Task statement
From the entries that follow, pick out all lines holding "über".

** begin Records shown **

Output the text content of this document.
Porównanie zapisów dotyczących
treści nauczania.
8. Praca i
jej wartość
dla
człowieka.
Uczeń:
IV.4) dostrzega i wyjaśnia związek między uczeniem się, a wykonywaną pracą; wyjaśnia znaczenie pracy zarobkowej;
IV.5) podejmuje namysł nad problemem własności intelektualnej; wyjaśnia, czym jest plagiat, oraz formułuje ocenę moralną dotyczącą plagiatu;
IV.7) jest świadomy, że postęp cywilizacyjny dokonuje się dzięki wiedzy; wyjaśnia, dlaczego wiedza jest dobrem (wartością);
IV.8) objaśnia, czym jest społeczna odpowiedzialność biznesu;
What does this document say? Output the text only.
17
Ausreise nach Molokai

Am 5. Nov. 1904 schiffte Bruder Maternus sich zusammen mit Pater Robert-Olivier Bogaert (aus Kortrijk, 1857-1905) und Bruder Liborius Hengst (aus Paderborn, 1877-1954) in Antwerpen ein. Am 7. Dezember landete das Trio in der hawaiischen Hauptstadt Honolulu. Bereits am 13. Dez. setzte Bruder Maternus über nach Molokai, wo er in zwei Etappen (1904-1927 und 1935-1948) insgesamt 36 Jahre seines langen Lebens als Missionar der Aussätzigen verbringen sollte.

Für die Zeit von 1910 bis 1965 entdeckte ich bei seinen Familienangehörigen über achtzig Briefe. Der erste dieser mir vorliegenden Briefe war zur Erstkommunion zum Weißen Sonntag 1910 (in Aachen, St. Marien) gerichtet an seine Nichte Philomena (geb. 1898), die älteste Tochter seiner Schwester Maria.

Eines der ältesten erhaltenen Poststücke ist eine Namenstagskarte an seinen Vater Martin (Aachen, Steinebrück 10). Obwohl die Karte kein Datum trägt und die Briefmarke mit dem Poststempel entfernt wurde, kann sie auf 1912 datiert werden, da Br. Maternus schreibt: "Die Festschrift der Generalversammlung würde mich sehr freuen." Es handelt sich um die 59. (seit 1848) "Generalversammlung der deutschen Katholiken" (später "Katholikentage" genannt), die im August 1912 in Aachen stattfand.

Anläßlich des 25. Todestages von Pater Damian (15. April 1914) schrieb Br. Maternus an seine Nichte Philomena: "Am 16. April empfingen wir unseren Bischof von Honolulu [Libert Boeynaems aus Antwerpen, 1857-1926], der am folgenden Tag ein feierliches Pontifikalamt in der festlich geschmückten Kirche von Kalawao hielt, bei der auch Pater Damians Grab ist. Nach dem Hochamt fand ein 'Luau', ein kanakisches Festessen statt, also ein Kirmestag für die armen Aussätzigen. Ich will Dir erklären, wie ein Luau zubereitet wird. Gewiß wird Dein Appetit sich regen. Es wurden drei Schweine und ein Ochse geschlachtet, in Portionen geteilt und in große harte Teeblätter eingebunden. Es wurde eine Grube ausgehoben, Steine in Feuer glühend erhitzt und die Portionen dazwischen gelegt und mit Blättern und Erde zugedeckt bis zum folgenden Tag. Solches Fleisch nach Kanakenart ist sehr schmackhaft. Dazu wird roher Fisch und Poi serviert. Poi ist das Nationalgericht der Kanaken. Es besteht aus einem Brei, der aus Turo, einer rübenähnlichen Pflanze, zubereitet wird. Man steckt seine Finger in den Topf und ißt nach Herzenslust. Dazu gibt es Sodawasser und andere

** end Records shown **

Correct result
Am 5. Nov. 1904 schiffte Bruder Maternus sich zusammen mit Pater Robert-Olivier Bogaert (aus Kortrijk, 1857-1905) und Bruder Liborius Hengst (aus Paderborn, 1877-1954) in Antwerpen ein. Am 7. Dezember landete das Trio in der hawaiischen Hauptstadt Honolulu. Bereits am 13. Dez. setzte Bruder Maternus über nach Molokai, wo er in zwei Etappen (1904-1927 und 1935-1948) insgesamt 36 Jahre seines langen Lebens als Missionar der Aussätzigen verbringen sollte.
Für die Zeit von 1910 bis 1965 entdeckte ich bei seinen Familienangehörigen über achtzig Briefe. Der erste dieser mir vorliegenden Briefe war zur Erstkommunion zum Weißen Sonntag 1910 (in Aachen, St. Marien) gerichtet an seine Nichte Philomena (geb. 1898), die älteste Tochter seiner Schwester Maria.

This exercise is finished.